* _Stored dataset items_
• • • • •

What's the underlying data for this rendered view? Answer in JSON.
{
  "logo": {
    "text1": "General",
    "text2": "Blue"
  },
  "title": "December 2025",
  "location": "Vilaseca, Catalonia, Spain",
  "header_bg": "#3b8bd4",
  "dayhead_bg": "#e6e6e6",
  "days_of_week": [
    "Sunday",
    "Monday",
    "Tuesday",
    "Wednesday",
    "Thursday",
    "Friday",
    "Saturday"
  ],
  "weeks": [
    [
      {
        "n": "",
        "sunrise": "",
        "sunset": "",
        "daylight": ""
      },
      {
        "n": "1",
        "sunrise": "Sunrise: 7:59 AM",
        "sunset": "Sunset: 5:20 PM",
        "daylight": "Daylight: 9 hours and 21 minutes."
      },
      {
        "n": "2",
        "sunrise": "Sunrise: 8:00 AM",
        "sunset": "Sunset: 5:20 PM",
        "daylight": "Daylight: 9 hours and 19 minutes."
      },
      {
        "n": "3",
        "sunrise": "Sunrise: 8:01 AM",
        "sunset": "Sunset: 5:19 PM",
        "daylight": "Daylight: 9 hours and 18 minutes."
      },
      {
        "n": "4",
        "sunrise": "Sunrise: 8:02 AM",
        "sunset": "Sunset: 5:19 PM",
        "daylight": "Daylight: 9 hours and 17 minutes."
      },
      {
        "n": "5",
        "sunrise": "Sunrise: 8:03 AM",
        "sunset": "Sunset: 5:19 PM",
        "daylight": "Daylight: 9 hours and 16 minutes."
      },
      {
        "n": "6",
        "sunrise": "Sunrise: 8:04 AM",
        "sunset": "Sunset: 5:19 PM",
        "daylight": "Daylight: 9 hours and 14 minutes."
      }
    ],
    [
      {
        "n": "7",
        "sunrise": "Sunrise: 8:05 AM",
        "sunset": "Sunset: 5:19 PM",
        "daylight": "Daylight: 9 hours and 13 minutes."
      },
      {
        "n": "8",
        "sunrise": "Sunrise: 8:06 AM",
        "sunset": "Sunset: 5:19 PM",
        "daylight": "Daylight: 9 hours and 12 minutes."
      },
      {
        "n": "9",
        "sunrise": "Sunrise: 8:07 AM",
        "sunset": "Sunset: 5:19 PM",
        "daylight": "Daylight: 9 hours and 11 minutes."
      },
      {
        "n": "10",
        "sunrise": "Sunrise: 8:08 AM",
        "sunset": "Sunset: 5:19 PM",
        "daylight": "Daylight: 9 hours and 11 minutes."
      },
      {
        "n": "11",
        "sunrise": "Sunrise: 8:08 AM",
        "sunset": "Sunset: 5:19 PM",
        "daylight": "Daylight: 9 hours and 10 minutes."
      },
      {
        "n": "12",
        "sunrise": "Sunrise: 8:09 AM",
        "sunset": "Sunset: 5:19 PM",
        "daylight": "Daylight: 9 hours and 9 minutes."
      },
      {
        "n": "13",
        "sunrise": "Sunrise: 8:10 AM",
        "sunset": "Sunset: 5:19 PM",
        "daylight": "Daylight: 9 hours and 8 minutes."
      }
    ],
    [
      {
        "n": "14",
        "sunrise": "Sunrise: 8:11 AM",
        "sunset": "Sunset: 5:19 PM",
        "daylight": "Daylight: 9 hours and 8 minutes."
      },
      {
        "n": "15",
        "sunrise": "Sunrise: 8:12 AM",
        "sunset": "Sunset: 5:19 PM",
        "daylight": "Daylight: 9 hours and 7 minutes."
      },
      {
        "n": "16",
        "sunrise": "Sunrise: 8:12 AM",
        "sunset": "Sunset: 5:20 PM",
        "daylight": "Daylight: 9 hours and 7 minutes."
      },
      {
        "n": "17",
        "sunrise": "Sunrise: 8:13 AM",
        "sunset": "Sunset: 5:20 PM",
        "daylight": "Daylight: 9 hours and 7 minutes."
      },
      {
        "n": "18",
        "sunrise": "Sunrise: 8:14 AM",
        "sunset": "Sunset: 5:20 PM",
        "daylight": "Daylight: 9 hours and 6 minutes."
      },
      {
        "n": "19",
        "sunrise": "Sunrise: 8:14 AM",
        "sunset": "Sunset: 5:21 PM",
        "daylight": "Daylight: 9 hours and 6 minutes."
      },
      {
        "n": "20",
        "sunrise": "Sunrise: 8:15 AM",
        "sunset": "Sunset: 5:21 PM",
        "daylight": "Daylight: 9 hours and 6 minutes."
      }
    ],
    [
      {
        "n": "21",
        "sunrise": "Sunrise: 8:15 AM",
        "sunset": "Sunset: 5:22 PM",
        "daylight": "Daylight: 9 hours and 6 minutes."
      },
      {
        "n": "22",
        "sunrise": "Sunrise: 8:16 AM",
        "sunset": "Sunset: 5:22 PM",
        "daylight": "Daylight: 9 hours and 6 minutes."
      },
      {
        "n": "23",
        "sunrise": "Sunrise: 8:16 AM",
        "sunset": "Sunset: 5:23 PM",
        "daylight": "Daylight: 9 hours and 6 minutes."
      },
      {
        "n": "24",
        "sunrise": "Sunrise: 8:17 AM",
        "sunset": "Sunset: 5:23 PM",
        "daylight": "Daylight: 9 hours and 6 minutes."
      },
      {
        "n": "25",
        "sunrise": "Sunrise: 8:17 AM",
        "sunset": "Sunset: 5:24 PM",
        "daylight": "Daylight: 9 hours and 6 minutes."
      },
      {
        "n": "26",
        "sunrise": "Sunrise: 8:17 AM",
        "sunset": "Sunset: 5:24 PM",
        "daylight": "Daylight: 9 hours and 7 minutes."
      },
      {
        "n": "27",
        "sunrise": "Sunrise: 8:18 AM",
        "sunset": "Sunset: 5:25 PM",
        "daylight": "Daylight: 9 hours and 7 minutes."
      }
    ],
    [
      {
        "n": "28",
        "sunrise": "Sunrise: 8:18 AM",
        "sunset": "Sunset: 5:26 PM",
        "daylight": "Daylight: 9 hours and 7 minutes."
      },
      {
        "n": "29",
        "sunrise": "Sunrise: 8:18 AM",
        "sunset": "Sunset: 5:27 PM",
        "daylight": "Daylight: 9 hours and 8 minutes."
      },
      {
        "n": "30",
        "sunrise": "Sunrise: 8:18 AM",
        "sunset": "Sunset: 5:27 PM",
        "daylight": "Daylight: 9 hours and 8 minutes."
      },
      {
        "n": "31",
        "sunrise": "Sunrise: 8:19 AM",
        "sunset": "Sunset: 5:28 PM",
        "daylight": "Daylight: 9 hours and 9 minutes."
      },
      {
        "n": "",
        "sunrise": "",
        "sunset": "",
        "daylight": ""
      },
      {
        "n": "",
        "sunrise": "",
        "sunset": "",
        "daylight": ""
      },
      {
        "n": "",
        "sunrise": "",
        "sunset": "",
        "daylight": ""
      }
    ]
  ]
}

• • • • •

* _STATED PROBLEM_
Quote each line above in full, word for word.

* _RESPONSE BELOW_
What's the underlying data for this rendered view? Answer in JSON.
{
  "logo": {
    "text1": "General",
    "text2": "Blue"
  },
  "title": "December 2025",
  "location": "Vilaseca, Catalonia, Spain",
  "header_bg": "#3b8bd4",
  "dayhead_bg": "#e6e6e6",
  "days_of_week": [
    "Sunday",
    "Monday",
    "Tuesday",
    "Wednesday",
    "Thursday",
    "Friday",
    "Saturday"
  ],
  "weeks": [
    [
      {
        "n": "",
        "sunrise": "",
        "sunset": "",
        "daylight": ""
      },
      {
        "n": "1",
        "sunrise": "Sunrise: 7:59 AM",
        "sunset": "Sunset: 5:20 PM",
        "daylight": "Daylight: 9 hours and 21 minutes."
      },
      {
        "n": "2",
        "sunrise": "Sunrise: 8:00 AM",
        "sunset": "Sunset: 5:20 PM",
        "daylight": "Daylight: 9 hours and 19 minutes."
      },
      {
        "n": "3",
        "sunrise": "Sunrise: 8:01 AM",
        "sunset": "Sunset: 5:19 PM",
        "daylight": "Daylight: 9 hours and 18 minutes."
      },
      {
        "n": "4",
        "sunrise": "Sunrise: 8:02 AM",
        "sunset": "Sunset: 5:19 PM",
        "daylight": "Daylight: 9 hours and 17 minutes."
      },
      {
        "n": "5",
        "sunrise": "Sunrise: 8:03 AM",
        "sunset": "Sunset: 5:19 PM",
        "daylight": "Daylight: 9 hours and 16 minutes."
      },
      {
        "n": "6",
        "sunrise": "Sunrise: 8:04 AM",
        "sunset": "Sunset: 5:19 PM",
        "daylight": "Daylight: 9 hours and 14 minutes."
      }
    ],
    [
      {
        "n": "7",
        "sunrise": "Sunrise: 8:05 AM",
        "sunset": "Sunset: 5:19 PM",
        "daylight": "Daylight: 9 hours and 13 minutes."
      },
      {
        "n": "8",
        "sunrise": "Sunrise: 8:06 AM",
        "sunset": "Sunset: 5:19 PM",
        "daylight": "Daylight: 9 hours and 12 minutes."
      },
      {
        "n": "9",
        "sunrise": "Sunrise: 8:07 AM",
        "sunset": "Sunset: 5:19 PM",
        "daylight": "Daylight: 9 hours and 11 minutes."
      },
      {
        "n": "10",
        "sunrise": "Sunrise: 8:08 AM",
        "sunset": "Sunset: 5:19 PM",
        "daylight": "Daylight: 9 hours and 11 minutes."
      },
      {
        "n": "11",
        "sunrise": "Sunrise: 8:08 AM",
        "sunset": "Sunset: 5:19 PM",
        "daylight": "Daylight: 9 hours and 10 minutes."
      },
      {
        "n": "12",
        "sunrise": "Sunrise: 8:09 AM",
        "sunset": "Sunset: 5:19 PM",
        "daylight": "Daylight: 9 hours and 9 minutes."
      },
      {
        "n": "13",
        "sunrise": "Sunrise: 8:10 AM",
        "sunset": "Sunset: 5:19 PM",
        "daylight": "Daylight: 9 hours and 8 minutes."
      }
    ],
    [
      {
        "n": "14",
        "sunrise": "Sunrise: 8:11 AM",
        "sunset": "Sunset: 5:19 PM",
        "daylight": "Daylight: 9 hours and 8 minutes."
      },
      {
        "n": "15",
        "sunrise": "Sunrise: 8:12 AM",
        "sunset": "Sunset: 5:19 PM",
        "daylight": "Daylight: 9 hours and 7 minutes."
      },
      {
        "n": "16",
        "sunrise": "Sunrise: 8:12 AM",
        "sunset": "Sunset: 5:20 PM",
        "daylight": "Daylight: 9 hours and 7 minutes."
      },
      {
        "n": "17",
        "sunrise": "Sunrise: 8:13 AM",
        "sunset": "Sunset: 5:20 PM",
        "daylight": "Daylight: 9 hours and 7 minutes."
      },
      {
        "n": "18",
        "sunrise": "Sunrise: 8:14 AM",
        "sunset": "Sunset: 5:20 PM",
        "daylight": "Daylight: 9 hours and 6 minutes."
      },
      {
        "n": "19",
        "sunrise": "Sunrise: 8:14 AM",
        "sunset": "Sunset: 5:21 PM",
        "daylight": "Daylight: 9 hours and 6 minutes."
      },
      {
        "n": "20",
        "sunrise": "Sunrise: 8:15 AM",
        "sunset": "Sunset: 5:21 PM",
        "daylight": "Daylight: 9 hours and 6 minutes."
      }
    ],
    [
      {
        "n": "21",
        "sunrise": "Sunrise: 8:15 AM",
        "sunset": "Sunset: 5:22 PM",
        "daylight": "Daylight: 9 hours and 6 minutes."
      },
      {
        "n": "22",
        "sunrise": "Sunrise: 8:16 AM",
        "sunset": "Sunset: 5:22 PM",
        "daylight": "Daylight: 9 hours and 6 minutes."
      },
      {
        "n": "23",
        "sunrise": "Sunrise: 8:16 AM",
        "sunset": "Sunset: 5:23 PM",
        "daylight": "Daylight: 9 hours and 6 minutes."
      },
      {
        "n": "24",
        "sunrise": "Sunrise: 8:17 AM",
        "sunset": "Sunset: 5:23 PM",
        "daylight": "Daylight: 9 hours and 6 minutes."
      },
      {
        "n": "25",
        "sunrise": "Sunrise: 8:17 AM",
        "sunset": "Sunset: 5:24 PM",
        "daylight": "Daylight: 9 hours and 6 minutes."
      },
      {
        "n": "26",
        "sunrise": "Sunrise: 8:17 AM",
        "sunset": "Sunset: 5:24 PM",
        "daylight": "Daylight: 9 hours and 7 minutes."
      },
      {
        "n": "27",
        "sunrise": "Sunrise: 8:18 AM",
        "sunset": "Sunset: 5:25 PM",
        "daylight": "Daylight: 9 hours and 7 minutes."
      }
    ],
    [
      {
        "n": "28",
        "sunrise": "Sunrise: 8:18 AM",
        "sunset": "Sunset: 5:26 PM",
        "daylight": "Daylight: 9 hours and 7 minutes."
      },
      {
        "n": "29",
        "sunrise": "Sunrise: 8:18 AM",
        "sunset": "Sunset: 5:27 PM",
        "daylight": "Daylight: 9 hours and 8 minutes."
      },
      {
        "n": "30",
        "sunrise": "Sunrise: 8:18 AM",
        "sunset": "Sunset: 5:27 PM",
        "daylight": "Daylight: 9 hours and 8 minutes."
      },
      {
        "n": "31",
        "sunrise": "Sunrise: 8:19 AM",
        "sunset": "Sunset: 5:28 PM",
        "daylight": "Daylight: 9 hours and 9 minutes."
      },
      {
        "n": "",
        "sunrise": "",
        "sunset": "",
        "daylight": ""
      },
      {
        "n": "",
        "sunrise": "",
        "sunset": "",
        "daylight": ""
      },
      {
        "n": "",
        "sunrise": "",
        "sunset": "",
        "daylight": ""
      }
    ]
  ]
}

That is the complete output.